Information provided -

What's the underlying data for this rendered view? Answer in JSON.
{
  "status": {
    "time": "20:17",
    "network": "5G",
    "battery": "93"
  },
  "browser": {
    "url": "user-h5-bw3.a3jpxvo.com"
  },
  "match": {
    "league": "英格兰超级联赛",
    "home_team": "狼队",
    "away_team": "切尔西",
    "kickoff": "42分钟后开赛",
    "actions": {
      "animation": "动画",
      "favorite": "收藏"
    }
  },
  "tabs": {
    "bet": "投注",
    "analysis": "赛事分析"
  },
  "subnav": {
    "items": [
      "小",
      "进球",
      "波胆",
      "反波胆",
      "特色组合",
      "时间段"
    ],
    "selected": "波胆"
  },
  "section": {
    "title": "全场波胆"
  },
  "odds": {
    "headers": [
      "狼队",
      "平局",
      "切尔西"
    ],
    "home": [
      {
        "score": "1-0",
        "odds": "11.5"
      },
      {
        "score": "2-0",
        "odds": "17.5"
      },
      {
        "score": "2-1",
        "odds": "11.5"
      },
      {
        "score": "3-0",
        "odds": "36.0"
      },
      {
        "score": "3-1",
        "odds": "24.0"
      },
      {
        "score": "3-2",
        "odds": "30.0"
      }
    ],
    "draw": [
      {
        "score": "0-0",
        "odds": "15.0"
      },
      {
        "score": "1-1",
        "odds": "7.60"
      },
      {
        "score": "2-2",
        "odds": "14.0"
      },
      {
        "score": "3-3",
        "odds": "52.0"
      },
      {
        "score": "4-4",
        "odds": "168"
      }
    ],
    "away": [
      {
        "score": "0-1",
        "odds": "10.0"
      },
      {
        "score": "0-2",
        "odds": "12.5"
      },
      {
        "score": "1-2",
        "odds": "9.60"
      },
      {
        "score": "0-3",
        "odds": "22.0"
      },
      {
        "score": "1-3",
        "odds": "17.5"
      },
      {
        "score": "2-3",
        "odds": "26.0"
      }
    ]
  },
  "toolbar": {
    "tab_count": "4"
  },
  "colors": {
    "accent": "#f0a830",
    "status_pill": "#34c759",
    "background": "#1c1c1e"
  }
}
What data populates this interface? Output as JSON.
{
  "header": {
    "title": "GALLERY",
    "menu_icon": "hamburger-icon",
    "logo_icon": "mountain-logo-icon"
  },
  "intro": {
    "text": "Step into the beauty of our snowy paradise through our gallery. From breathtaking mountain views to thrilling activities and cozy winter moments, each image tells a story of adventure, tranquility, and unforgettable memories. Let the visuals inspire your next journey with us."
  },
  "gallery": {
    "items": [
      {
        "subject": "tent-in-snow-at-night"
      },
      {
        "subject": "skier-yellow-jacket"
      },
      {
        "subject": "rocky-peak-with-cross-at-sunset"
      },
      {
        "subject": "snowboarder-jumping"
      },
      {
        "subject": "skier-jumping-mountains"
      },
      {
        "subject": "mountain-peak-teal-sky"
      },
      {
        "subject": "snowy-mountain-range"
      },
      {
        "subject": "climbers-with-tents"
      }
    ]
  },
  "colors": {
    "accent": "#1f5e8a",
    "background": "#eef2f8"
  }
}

Job - Output the entries verbatim.

Solution for this problem -
What's the underlying data for this rendered view? Answer in JSON.
{
  "status": {
    "time": "20:17",
    "network": "5G",
    "battery": "93"
  },
  "browser": {
    "url": "user-h5-bw3.a3jpxvo.com"
  },
  "match": {
    "league": "英格兰超级联赛",
    "home_team": "狼队",
    "away_team": "切尔西",
    "kickoff": "42分钟后开赛",
    "actions": {
      "animation": "动画",
      "favorite": "收藏"
    }
  },
  "tabs": {
    "bet": "投注",
    "analysis": "赛事分析"
  },
  "subnav": {
    "items": [
      "小",
      "进球",
      "波胆",
      "反波胆",
      "特色组合",
      "时间段"
    ],
    "selected": "波胆"
  },
  "section": {
    "title": "全场波胆"
  },
  "odds": {
    "headers": [
      "狼队",
      "平局",
      "切尔西"
    ],
    "home": [
      {
        "score": "1-0",
        "odds": "11.5"
      },
      {
        "score": "2-0",
        "odds": "17.5"
      },
      {
        "score": "2-1",
        "odds": "11.5"
      },
      {
        "score": "3-0",
        "odds": "36.0"
      },
      {
        "score": "3-1",
        "odds": "24.0"
      },
      {
        "score": "3-2",
        "odds": "30.0"
      }
    ],
    "draw": [
      {
        "score": "0-0",
        "odds": "15.0"
      },
      {
        "score": "1-1",
        "odds": "7.60"
      },
      {
        "score": "2-2",
        "odds": "14.0"
      },
      {
        "score": "3-3",
        "odds": "52.0"
      },
      {
        "score": "4-4",
        "odds": "168"
      }
    ],
    "away": [
      {
        "score": "0-1",
        "odds": "10.0"
      },
      {
        "score": "0-2",
        "odds": "12.5"
      },
      {
        "score": "1-2",
        "odds": "9.60"
      },
      {
        "score": "0-3",
        "odds": "22.0"
      },
      {
        "score": "1-3",
        "odds": "17.5"
      },
      {
        "score": "2-3",
        "odds": "26.0"
      }
    ]
  },
  "toolbar": {
    "tab_count": "4"
  },
  "colors": {
    "accent": "#f0a830",
    "status_pill": "#34c759",
    "background": "#1c1c1e"
  }
}
What data populates this interface? Output as JSON.
{
  "header": {
    "title": "GALLERY",
    "menu_icon": "hamburger-icon",
    "logo_icon": "mountain-logo-icon"
  },
  "intro": {
    "text": "Step into the beauty of our snowy paradise through our gallery. From breathtaking mountain views to thrilling activities and cozy winter moments, each image tells a story of adventure, tranquility, and unforgettable memories. Let the visuals inspire your next journey with us."
  },
  "gallery": {
    "items": [
      {
        "subject": "tent-in-snow-at-night"
      },
      {
        "subject": "skier-yellow-jacket"
      },
      {
        "subject": "rocky-peak-with-cross-at-sunset"
      },
      {
        "subject": "snowboarder-jumping"
      },
      {
        "subject": "skier-jumping-mountains"
      },
      {
        "subject": "mountain-peak-teal-sky"
      },
      {
        "subject": "snowy-mountain-range"
      },
      {
        "subject": "climbers-with-tents"
      }
    ]
  },
  "colors": {
    "accent": "#1f5e8a",
    "background": "#eef2f8"
  }
}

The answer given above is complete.